*Instruction*: Show all lines from the data that include the word "this".

##### Source records #####

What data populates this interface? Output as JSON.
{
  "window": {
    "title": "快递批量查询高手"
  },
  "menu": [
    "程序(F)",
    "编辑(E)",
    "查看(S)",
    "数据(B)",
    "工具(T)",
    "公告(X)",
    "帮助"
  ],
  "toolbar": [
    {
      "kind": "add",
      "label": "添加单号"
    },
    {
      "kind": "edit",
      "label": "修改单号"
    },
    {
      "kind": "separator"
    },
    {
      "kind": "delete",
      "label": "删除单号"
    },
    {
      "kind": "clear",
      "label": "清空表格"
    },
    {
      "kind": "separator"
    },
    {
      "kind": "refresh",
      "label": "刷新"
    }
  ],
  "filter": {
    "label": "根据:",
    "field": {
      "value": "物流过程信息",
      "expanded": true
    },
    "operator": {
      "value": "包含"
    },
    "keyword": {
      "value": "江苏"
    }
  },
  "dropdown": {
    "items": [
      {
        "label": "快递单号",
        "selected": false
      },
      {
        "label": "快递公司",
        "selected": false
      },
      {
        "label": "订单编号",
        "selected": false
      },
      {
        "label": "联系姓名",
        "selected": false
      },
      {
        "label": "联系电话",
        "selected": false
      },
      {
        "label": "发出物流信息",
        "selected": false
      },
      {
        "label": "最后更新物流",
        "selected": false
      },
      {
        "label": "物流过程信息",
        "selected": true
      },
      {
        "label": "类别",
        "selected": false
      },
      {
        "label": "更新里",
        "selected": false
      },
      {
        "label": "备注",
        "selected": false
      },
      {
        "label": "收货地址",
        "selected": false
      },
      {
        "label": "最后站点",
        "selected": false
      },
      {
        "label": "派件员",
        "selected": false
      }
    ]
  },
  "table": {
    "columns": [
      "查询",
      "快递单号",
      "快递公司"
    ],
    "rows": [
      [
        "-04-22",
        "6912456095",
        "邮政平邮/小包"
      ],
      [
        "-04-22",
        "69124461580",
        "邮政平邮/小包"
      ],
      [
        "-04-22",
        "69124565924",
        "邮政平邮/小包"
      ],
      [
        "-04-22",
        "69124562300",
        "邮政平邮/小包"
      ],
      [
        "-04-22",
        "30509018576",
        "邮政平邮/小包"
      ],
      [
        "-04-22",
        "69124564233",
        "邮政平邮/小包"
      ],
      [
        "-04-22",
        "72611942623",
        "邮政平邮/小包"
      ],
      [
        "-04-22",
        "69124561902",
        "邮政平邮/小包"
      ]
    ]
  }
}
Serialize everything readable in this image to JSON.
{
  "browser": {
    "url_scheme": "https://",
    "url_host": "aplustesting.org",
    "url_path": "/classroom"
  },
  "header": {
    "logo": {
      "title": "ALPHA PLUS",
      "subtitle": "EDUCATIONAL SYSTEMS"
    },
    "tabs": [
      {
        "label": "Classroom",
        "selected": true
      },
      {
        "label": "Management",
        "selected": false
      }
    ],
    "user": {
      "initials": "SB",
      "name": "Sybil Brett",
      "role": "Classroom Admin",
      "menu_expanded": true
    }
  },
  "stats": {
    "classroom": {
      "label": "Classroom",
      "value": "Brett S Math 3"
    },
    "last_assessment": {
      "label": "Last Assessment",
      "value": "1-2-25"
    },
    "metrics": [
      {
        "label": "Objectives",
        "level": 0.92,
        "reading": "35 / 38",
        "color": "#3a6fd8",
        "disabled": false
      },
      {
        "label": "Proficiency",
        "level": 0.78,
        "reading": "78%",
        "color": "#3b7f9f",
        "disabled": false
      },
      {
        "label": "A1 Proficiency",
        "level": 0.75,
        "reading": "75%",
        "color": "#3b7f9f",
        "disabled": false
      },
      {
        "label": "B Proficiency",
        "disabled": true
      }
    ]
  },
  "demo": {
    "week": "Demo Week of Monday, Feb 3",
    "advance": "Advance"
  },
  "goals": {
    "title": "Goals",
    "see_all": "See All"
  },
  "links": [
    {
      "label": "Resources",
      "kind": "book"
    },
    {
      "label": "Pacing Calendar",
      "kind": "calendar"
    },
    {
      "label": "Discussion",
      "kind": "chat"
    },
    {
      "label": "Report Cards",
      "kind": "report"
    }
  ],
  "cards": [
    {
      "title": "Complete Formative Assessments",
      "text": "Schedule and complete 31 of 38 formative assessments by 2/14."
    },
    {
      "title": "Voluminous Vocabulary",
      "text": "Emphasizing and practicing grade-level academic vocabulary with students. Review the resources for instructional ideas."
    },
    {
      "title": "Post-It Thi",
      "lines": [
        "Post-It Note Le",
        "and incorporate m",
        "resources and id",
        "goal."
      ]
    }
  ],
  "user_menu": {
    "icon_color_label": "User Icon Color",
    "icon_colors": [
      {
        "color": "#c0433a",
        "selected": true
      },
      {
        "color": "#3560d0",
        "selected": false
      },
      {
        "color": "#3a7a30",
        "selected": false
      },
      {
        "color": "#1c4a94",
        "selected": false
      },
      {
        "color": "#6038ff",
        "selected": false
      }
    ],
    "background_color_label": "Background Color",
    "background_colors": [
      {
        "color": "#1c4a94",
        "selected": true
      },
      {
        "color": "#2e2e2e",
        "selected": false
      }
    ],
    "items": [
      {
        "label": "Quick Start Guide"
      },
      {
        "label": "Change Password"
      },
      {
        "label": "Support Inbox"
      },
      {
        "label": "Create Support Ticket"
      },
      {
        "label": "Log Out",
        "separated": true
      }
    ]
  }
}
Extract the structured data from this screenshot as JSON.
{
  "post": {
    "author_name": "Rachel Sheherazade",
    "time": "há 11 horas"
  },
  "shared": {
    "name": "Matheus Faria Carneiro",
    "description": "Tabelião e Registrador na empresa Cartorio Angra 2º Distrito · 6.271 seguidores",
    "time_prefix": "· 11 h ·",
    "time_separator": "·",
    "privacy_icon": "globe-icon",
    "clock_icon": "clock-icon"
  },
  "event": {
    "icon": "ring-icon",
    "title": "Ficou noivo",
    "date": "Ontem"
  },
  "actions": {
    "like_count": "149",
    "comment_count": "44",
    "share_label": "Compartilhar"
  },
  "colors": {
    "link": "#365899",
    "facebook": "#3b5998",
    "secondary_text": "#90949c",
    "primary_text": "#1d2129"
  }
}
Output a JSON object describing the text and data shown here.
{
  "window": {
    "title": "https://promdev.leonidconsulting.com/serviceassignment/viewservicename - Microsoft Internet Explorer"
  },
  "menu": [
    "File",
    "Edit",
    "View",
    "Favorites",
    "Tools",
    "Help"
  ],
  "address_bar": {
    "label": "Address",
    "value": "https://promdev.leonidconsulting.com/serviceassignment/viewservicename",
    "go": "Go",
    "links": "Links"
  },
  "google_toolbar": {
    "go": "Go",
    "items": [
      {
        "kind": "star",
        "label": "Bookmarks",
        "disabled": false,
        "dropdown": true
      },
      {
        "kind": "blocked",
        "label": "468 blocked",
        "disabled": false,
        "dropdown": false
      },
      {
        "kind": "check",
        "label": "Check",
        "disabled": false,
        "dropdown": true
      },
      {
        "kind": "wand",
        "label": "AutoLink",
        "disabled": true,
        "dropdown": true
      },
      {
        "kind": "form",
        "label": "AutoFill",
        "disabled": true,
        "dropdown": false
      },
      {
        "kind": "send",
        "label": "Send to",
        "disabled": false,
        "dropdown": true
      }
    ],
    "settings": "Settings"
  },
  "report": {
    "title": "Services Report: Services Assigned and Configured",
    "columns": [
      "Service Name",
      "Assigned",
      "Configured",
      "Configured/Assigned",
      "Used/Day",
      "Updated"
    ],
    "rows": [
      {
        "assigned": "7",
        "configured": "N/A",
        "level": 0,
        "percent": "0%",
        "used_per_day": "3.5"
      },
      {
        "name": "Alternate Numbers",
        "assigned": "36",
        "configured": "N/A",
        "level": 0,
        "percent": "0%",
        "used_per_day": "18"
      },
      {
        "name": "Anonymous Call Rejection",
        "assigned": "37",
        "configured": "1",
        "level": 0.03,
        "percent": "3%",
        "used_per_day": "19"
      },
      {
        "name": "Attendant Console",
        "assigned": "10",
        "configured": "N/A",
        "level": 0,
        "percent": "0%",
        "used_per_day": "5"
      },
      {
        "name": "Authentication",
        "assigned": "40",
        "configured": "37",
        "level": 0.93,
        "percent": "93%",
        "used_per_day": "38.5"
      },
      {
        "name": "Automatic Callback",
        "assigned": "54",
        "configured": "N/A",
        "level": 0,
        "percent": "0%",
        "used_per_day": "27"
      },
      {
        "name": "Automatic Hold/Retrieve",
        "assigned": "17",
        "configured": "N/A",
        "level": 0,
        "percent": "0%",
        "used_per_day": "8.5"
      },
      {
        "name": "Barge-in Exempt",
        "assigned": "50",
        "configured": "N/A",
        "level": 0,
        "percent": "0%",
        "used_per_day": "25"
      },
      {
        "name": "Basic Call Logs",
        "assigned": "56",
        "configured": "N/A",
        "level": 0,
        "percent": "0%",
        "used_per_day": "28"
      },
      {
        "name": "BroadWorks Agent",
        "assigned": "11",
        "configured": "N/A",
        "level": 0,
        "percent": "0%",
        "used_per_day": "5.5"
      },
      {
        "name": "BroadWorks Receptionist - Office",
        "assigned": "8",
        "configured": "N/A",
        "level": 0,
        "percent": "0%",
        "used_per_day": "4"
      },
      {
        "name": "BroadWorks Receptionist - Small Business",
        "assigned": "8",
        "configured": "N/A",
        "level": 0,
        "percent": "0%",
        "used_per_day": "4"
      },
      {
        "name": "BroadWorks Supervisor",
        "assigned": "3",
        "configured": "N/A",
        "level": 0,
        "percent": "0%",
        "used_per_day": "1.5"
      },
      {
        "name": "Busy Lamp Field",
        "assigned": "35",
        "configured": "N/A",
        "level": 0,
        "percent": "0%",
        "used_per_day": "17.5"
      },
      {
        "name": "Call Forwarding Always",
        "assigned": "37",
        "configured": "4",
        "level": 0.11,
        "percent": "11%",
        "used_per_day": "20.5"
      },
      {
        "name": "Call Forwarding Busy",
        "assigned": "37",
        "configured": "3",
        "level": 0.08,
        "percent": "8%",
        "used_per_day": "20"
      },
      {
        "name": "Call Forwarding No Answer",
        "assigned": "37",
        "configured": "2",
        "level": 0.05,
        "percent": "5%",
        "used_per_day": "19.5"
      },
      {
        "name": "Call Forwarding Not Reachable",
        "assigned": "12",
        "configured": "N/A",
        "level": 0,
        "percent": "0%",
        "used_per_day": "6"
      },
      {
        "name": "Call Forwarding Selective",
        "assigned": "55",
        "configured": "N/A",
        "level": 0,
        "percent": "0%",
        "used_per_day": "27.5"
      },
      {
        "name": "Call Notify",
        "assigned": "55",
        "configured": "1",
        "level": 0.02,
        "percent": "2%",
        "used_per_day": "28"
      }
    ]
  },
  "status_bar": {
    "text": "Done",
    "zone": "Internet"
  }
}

#####

*Full answer*:
What data populates this interface? Output as JSON.
Serialize everything readable in this image to JSON.
Extract the structured data from this screenshot as JSON.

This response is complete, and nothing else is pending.